> **Problem details**
Retype each record shown below, leaving every character as it is.

Saved entries:
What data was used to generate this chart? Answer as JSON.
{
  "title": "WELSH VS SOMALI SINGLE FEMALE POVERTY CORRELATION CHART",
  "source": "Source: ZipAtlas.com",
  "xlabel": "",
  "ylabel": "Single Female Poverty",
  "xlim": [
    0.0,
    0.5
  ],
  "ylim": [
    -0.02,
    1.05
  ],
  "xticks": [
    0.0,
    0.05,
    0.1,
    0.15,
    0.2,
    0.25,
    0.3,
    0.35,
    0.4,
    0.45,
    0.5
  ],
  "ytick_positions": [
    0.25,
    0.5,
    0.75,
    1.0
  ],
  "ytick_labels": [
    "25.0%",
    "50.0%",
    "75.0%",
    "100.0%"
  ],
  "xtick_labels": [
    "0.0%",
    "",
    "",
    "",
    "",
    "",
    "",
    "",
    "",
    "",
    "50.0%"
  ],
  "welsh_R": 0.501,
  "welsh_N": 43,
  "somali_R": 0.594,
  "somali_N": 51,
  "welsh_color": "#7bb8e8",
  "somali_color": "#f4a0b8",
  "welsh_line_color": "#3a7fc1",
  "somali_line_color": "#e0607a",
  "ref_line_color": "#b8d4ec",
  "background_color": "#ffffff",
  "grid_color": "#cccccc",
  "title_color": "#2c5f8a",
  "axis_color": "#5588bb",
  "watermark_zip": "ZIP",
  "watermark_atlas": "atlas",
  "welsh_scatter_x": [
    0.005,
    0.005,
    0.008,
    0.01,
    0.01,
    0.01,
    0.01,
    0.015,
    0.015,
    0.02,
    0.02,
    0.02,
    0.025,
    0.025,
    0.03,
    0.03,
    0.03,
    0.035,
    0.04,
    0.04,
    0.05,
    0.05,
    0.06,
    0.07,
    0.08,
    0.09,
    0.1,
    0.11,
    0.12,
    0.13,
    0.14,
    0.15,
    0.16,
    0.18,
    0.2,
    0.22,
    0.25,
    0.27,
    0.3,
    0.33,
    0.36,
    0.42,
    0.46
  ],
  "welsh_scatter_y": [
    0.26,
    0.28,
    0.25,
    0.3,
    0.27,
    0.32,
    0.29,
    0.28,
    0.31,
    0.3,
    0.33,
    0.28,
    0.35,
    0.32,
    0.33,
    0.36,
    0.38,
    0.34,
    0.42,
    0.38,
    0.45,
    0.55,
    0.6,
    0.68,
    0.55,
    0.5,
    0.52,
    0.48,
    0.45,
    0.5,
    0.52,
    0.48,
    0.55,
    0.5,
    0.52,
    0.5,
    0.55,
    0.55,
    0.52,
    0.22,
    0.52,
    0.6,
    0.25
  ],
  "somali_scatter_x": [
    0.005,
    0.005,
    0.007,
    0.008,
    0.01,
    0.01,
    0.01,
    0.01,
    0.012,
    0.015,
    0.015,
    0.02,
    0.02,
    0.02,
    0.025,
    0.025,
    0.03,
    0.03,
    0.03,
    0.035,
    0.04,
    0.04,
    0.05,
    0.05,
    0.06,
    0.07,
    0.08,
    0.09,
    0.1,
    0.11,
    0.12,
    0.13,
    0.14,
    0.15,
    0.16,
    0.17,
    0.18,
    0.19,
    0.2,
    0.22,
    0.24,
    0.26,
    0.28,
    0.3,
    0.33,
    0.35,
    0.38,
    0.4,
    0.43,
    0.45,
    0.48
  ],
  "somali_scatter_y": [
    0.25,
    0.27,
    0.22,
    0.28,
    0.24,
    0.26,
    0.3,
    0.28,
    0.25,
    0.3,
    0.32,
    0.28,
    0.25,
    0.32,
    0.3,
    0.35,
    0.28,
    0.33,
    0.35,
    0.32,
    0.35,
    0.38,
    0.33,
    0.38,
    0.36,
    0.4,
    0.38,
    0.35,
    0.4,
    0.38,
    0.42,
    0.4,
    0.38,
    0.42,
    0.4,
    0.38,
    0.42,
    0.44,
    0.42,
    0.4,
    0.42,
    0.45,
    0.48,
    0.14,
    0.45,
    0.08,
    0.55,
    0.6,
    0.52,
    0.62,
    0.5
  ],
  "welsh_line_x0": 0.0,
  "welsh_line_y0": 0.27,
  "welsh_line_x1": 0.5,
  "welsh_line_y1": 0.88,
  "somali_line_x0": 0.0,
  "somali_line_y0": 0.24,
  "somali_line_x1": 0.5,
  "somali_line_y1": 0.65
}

> **Result of the exercise**
What data was used to generate this chart? Answer as JSON.
{
  "title": "WELSH VS SOMALI SINGLE FEMALE POVERTY CORRELATION CHART",
  "source": "Source: ZipAtlas.com",
  "xlabel": "",
  "ylabel": "Single Female Poverty",
  "xlim": [
    0.0,
    0.5
  ],
  "ylim": [
    -0.02,
    1.05
  ],
  "xticks": [
    0.0,
    0.05,
    0.1,
    0.15,
    0.2,
    0.25,
    0.3,
    0.35,
    0.4,
    0.45,
    0.5
  ],
  "ytick_positions": [
    0.25,
    0.5,
    0.75,
    1.0
  ],
  "ytick_labels": [
    "25.0%",
    "50.0%",
    "75.0%",
    "100.0%"
  ],
  "xtick_labels": [
    "0.0%",
    "",
    "",
    "",
    "",
    "",
    "",
    "",
    "",
    "",
    "50.0%"
  ],
  "welsh_R": 0.501,
  "welsh_N": 43,
  "somali_R": 0.594,
  "somali_N": 51,
  "welsh_color": "#7bb8e8",
  "somali_color": "#f4a0b8",
  "welsh_line_color": "#3a7fc1",
  "somali_line_color": "#e0607a",
  "ref_line_color": "#b8d4ec",
  "background_color": "#ffffff",
  "grid_color": "#cccccc",
  "title_color": "#2c5f8a",
  "axis_color": "#5588bb",
  "watermark_zip": "ZIP",
  "watermark_atlas": "atlas",
  "welsh_scatter_x": [
    0.005,
    0.005,
    0.008,
    0.01,
    0.01,
    0.01,
    0.01,
    0.015,
    0.015,
    0.02,
    0.02,
    0.02,
    0.025,
    0.025,
    0.03,
    0.03,
    0.03,
    0.035,
    0.04,
    0.04,
    0.05,
    0.05,
    0.06,
    0.07,
    0.08,
    0.09,
    0.1,
    0.11,
    0.12,
    0.13,
    0.14,
    0.15,
    0.16,
    0.18,
    0.2,
    0.22,
    0.25,
    0.27,
    0.3,
    0.33,
    0.36,
    0.42,
    0.46
  ],
  "welsh_scatter_y": [
    0.26,
    0.28,
    0.25,
    0.3,
    0.27,
    0.32,
    0.29,
    0.28,
    0.31,
    0.3,
    0.33,
    0.28,
    0.35,
    0.32,
    0.33,
    0.36,
    0.38,
    0.34,
    0.42,
    0.38,
    0.45,
    0.55,
    0.6,
    0.68,
    0.55,
    0.5,
    0.52,
    0.48,
    0.45,
    0.5,
    0.52,
    0.48,
    0.55,
    0.5,
    0.52,
    0.5,
    0.55,
    0.55,
    0.52,
    0.22,
    0.52,
    0.6,
    0.25
  ],
  "somali_scatter_x": [
    0.005,
    0.005,
    0.007,
    0.008,
    0.01,
    0.01,
    0.01,
    0.01,
    0.012,
    0.015,
    0.015,
    0.02,
    0.02,
    0.02,
    0.025,
    0.025,
    0.03,
    0.03,
    0.03,
    0.035,
    0.04,
    0.04,
    0.05,
    0.05,
    0.06,
    0.07,
    0.08,
    0.09,
    0.1,
    0.11,
    0.12,
    0.13,
    0.14,
    0.15,
    0.16,
    0.17,
    0.18,
    0.19,
    0.2,
    0.22,
    0.24,
    0.26,
    0.28,
    0.3,
    0.33,
    0.35,
    0.38,
    0.4,
    0.43,
    0.45,
    0.48
  ],
  "somali_scatter_y": [
    0.25,
    0.27,
    0.22,
    0.28,
    0.24,
    0.26,
    0.3,
    0.28,
    0.25,
    0.3,
    0.32,
    0.28,
    0.25,
    0.32,
    0.3,
    0.35,
    0.28,
    0.33,
    0.35,
    0.32,
    0.35,
    0.38,
    0.33,
    0.38,
    0.36,
    0.4,
    0.38,
    0.35,
    0.4,
    0.38,
    0.42,
    0.4,
    0.38,
    0.42,
    0.4,
    0.38,
    0.42,
    0.44,
    0.42,
    0.4,
    0.42,
    0.45,
    0.48,
    0.14,
    0.45,
    0.08,
    0.55,
    0.6,
    0.52,
    0.62,
    0.5
  ],
  "welsh_line_x0": 0.0,
  "welsh_line_y0": 0.27,
  "welsh_line_x1": 0.5,
  "welsh_line_y1": 0.88,
  "somali_line_x0": 0.0,
  "somali_line_y0": 0.24,
  "somali_line_x1": 0.5,
  "somali_line_y1": 0.65
}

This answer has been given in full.